● WRITTEN PROBLEM: Write out each line beneath this one exactly as it reads.

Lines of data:
(begin)
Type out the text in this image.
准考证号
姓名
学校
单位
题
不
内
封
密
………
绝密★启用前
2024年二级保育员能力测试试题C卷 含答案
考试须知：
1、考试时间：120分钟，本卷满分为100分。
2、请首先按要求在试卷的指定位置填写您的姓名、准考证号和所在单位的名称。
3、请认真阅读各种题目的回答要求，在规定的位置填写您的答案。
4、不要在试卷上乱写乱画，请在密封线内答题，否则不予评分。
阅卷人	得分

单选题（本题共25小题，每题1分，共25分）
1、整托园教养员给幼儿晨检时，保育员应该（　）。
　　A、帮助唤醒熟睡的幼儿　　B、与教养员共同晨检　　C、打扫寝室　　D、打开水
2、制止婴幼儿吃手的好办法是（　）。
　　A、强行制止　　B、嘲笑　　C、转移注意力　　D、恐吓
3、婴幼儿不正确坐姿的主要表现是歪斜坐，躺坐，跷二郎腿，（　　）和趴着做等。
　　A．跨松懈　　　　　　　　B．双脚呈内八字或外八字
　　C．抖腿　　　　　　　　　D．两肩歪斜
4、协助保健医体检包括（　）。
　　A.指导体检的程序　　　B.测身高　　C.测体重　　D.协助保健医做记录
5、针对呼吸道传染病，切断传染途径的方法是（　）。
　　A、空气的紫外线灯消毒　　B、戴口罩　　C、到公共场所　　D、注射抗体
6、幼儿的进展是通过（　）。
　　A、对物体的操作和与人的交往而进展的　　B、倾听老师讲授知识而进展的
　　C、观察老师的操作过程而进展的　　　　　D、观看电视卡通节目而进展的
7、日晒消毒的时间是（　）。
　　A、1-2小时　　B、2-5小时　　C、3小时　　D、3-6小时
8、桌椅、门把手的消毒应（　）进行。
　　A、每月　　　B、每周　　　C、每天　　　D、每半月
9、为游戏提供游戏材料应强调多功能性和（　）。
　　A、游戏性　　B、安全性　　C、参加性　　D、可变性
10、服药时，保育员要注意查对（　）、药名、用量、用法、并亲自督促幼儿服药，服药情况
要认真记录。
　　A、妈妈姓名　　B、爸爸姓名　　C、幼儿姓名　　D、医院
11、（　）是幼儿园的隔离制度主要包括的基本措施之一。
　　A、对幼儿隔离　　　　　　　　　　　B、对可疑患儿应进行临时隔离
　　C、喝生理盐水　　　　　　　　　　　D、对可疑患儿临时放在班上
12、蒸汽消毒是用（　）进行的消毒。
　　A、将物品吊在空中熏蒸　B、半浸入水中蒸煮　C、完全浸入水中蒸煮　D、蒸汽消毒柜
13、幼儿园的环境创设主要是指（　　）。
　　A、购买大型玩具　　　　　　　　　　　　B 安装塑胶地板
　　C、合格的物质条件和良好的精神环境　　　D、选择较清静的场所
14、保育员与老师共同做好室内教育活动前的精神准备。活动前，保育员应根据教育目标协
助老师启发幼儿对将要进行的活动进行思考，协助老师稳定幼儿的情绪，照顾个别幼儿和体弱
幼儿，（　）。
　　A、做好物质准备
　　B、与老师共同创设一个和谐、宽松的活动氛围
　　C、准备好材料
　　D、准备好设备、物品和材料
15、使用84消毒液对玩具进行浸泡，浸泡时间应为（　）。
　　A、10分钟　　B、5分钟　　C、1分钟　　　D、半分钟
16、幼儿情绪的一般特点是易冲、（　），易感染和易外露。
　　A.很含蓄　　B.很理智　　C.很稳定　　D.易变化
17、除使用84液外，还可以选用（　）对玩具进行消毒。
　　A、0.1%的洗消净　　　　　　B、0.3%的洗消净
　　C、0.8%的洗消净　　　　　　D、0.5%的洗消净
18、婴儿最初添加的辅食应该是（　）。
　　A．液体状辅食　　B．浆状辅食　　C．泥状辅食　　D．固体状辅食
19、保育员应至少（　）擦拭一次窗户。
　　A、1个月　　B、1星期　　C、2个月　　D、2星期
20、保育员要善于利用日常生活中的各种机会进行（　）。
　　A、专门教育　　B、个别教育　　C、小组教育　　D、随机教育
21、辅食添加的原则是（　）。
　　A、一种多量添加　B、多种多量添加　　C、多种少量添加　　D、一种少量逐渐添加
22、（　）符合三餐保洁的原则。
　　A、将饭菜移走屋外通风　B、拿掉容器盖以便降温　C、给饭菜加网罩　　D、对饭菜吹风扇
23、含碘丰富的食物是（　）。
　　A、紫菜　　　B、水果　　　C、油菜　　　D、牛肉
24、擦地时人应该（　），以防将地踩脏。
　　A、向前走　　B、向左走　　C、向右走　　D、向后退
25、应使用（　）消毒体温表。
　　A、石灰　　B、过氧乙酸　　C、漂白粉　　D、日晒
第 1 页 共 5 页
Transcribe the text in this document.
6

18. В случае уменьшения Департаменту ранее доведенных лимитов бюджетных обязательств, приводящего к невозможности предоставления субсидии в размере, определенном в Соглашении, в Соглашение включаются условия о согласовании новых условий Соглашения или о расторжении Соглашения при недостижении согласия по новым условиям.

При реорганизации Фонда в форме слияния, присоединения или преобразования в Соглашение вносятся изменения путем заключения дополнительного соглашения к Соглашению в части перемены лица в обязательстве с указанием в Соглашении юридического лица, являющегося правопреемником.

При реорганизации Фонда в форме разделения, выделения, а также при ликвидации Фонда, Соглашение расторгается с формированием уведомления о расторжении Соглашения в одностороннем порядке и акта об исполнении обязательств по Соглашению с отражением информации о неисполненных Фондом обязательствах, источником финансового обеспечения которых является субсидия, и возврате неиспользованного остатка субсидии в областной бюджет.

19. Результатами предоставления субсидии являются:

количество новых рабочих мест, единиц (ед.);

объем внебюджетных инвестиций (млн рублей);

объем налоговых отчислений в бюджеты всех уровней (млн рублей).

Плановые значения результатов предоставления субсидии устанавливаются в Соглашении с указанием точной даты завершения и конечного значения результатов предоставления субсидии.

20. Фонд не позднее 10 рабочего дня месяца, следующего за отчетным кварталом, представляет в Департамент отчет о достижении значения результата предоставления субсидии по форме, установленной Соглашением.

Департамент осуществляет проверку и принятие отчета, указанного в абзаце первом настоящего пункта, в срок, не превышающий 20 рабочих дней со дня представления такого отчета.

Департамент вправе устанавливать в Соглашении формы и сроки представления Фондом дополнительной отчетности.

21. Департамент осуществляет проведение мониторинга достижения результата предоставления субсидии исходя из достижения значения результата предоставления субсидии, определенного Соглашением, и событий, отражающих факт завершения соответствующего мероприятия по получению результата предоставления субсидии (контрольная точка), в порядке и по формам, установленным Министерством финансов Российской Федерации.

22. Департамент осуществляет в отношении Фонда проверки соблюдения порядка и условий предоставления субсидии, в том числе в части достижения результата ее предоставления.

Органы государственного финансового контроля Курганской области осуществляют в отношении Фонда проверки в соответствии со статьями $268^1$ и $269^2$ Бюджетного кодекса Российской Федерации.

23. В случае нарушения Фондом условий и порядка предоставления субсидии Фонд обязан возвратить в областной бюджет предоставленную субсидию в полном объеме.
(end)
● RESULT OF THIS EXERCISE:
Type out the text in this image.
准考证号
姓名
学校
单位
题
不
内
封
密
………
绝密★启用前
2024年二级保育员能力测试试题C卷 含答案
考试须知：
1、考试时间：120分钟，本卷满分为100分。
2、请首先按要求在试卷的指定位置填写您的姓名、准考证号和所在单位的名称。
3、请认真阅读各种题目的回答要求，在规定的位置填写您的答案。
4、不要在试卷上乱写乱画，请在密封线内答题，否则不予评分。
阅卷人	得分

单选题（本题共25小题，每题1分，共25分）
1、整托园教养员给幼儿晨检时，保育员应该（　）。
　　A、帮助唤醒熟睡的幼儿　　B、与教养员共同晨检　　C、打扫寝室　　D、打开水
2、制止婴幼儿吃手的好办法是（　）。
　　A、强行制止　　B、嘲笑　　C、转移注意力　　D、恐吓
3、婴幼儿不正确坐姿的主要表现是歪斜坐，躺坐，跷二郎腿，（　　）和趴着做等。
　　A．跨松懈　　　　　　　　B．双脚呈内八字或外八字
　　C．抖腿　　　　　　　　　D．两肩歪斜
4、协助保健医体检包括（　）。
　　A.指导体检的程序　　　B.测身高　　C.测体重　　D.协助保健医做记录
5、针对呼吸道传染病，切断传染途径的方法是（　）。
　　A、空气的紫外线灯消毒　　B、戴口罩　　C、到公共场所　　D、注射抗体
6、幼儿的进展是通过（　）。
　　A、对物体的操作和与人的交往而进展的　　B、倾听老师讲授知识而进展的
　　C、观察老师的操作过程而进展的　　　　　D、观看电视卡通节目而进展的
7、日晒消毒的时间是（　）。
　　A、1-2小时　　B、2-5小时　　C、3小时　　D、3-6小时
8、桌椅、门把手的消毒应（　）进行。
　　A、每月　　　B、每周　　　C、每天　　　D、每半月
9、为游戏提供游戏材料应强调多功能性和（　）。
　　A、游戏性　　B、安全性　　C、参加性　　D、可变性
10、服药时，保育员要注意查对（　）、药名、用量、用法、并亲自督促幼儿服药，服药情况
要认真记录。
　　A、妈妈姓名　　B、爸爸姓名　　C、幼儿姓名　　D、医院
11、（　）是幼儿园的隔离制度主要包括的基本措施之一。
　　A、对幼儿隔离　　　　　　　　　　　B、对可疑患儿应进行临时隔离
　　C、喝生理盐水　　　　　　　　　　　D、对可疑患儿临时放在班上
12、蒸汽消毒是用（　）进行的消毒。
　　A、将物品吊在空中熏蒸　B、半浸入水中蒸煮　C、完全浸入水中蒸煮　D、蒸汽消毒柜
13、幼儿园的环境创设主要是指（　　）。
　　A、购买大型玩具　　　　　　　　　　　　B 安装塑胶地板
　　C、合格的物质条件和良好的精神环境　　　D、选择较清静的场所
14、保育员与老师共同做好室内教育活动前的精神准备。活动前，保育员应根据教育目标协
助老师启发幼儿对将要进行的活动进行思考，协助老师稳定幼儿的情绪，照顾个别幼儿和体弱
幼儿，（　）。
　　A、做好物质准备
　　B、与老师共同创设一个和谐、宽松的活动氛围
　　C、准备好材料
　　D、准备好设备、物品和材料
15、使用84消毒液对玩具进行浸泡，浸泡时间应为（　）。
　　A、10分钟　　B、5分钟　　C、1分钟　　　D、半分钟
16、幼儿情绪的一般特点是易冲、（　），易感染和易外露。
　　A.很含蓄　　B.很理智　　C.很稳定　　D.易变化
17、除使用84液外，还可以选用（　）对玩具进行消毒。
　　A、0.1%的洗消净　　　　　　B、0.3%的洗消净
　　C、0.8%的洗消净　　　　　　D、0.5%的洗消净
18、婴儿最初添加的辅食应该是（　）。
　　A．液体状辅食　　B．浆状辅食　　C．泥状辅食　　D．固体状辅食
19、保育员应至少（　）擦拭一次窗户。
　　A、1个月　　B、1星期　　C、2个月　　D、2星期
20、保育员要善于利用日常生活中的各种机会进行（　）。
　　A、专门教育　　B、个别教育　　C、小组教育　　D、随机教育
21、辅食添加的原则是（　）。
　　A、一种多量添加　B、多种多量添加　　C、多种少量添加　　D、一种少量逐渐添加
22、（　）符合三餐保洁的原则。
　　A、将饭菜移走屋外通风　B、拿掉容器盖以便降温　C、给饭菜加网罩　　D、对饭菜吹风扇
23、含碘丰富的食物是（　）。
　　A、紫菜　　　B、水果　　　C、油菜　　　D、牛肉
24、擦地时人应该（　），以防将地踩脏。
　　A、向前走　　B、向左走　　C、向右走　　D、向后退
25、应使用（　）消毒体温表。
　　A、石灰　　B、过氧乙酸　　C、漂白粉　　D、日晒
第 1 页 共 5 页
Transcribe the text in this document.
6

18. В случае уменьшения Департаменту ранее доведенных лимитов бюджетных обязательств, приводящего к невозможности предоставления субсидии в размере, определенном в Соглашении, в Соглашение включаются условия о согласовании новых условий Соглашения или о расторжении Соглашения при недостижении согласия по новым условиям.

При реорганизации Фонда в форме слияния, присоединения или преобразования в Соглашение вносятся изменения путем заключения дополнительного соглашения к Соглашению в части перемены лица в обязательстве с указанием в Соглашении юридического лица, являющегося правопреемником.

При реорганизации Фонда в форме разделения, выделения, а также при ликвидации Фонда, Соглашение расторгается с формированием уведомления о расторжении Соглашения в одностороннем порядке и акта об исполнении обязательств по Соглашению с отражением информации о неисполненных Фондом обязательствах, источником финансового обеспечения которых является субсидия, и возврате неиспользованного остатка субсидии в областной бюджет.

19. Результатами предоставления субсидии являются:

количество новых рабочих мест, единиц (ед.);

объем внебюджетных инвестиций (млн рублей);

объем налоговых отчислений в бюджеты всех уровней (млн рублей).

Плановые значения результатов предоставления субсидии устанавливаются в Соглашении с указанием точной даты завершения и конечного значения результатов предоставления субсидии.

20. Фонд не позднее 10 рабочего дня месяца, следующего за отчетным кварталом, представляет в Департамент отчет о достижении значения результата предоставления субсидии по форме, установленной Соглашением.

Департамент осуществляет проверку и принятие отчета, указанного в абзаце первом настоящего пункта, в срок, не превышающий 20 рабочих дней со дня представления такого отчета.

Департамент вправе устанавливать в Соглашении формы и сроки представления Фондом дополнительной отчетности.

21. Департамент осуществляет проведение мониторинга достижения результата предоставления субсидии исходя из достижения значения результата предоставления субсидии, определенного Соглашением, и событий, отражающих факт завершения соответствующего мероприятия по получению результата предоставления субсидии (контрольная точка), в порядке и по формам, установленным Министерством финансов Российской Федерации.

22. Департамент осуществляет в отношении Фонда проверки соблюдения порядка и условий предоставления субсидии, в том числе в части достижения результата ее предоставления.

Органы государственного финансового контроля Курганской области осуществляют в отношении Фонда проверки в соответствии со статьями $268^1$ и $269^2$ Бюджетного кодекса Российской Федерации.

23. В случае нарушения Фондом условий и порядка предоставления субсидии Фонд обязан возвратить в областной бюджет предоставленную субсидию в полном объеме.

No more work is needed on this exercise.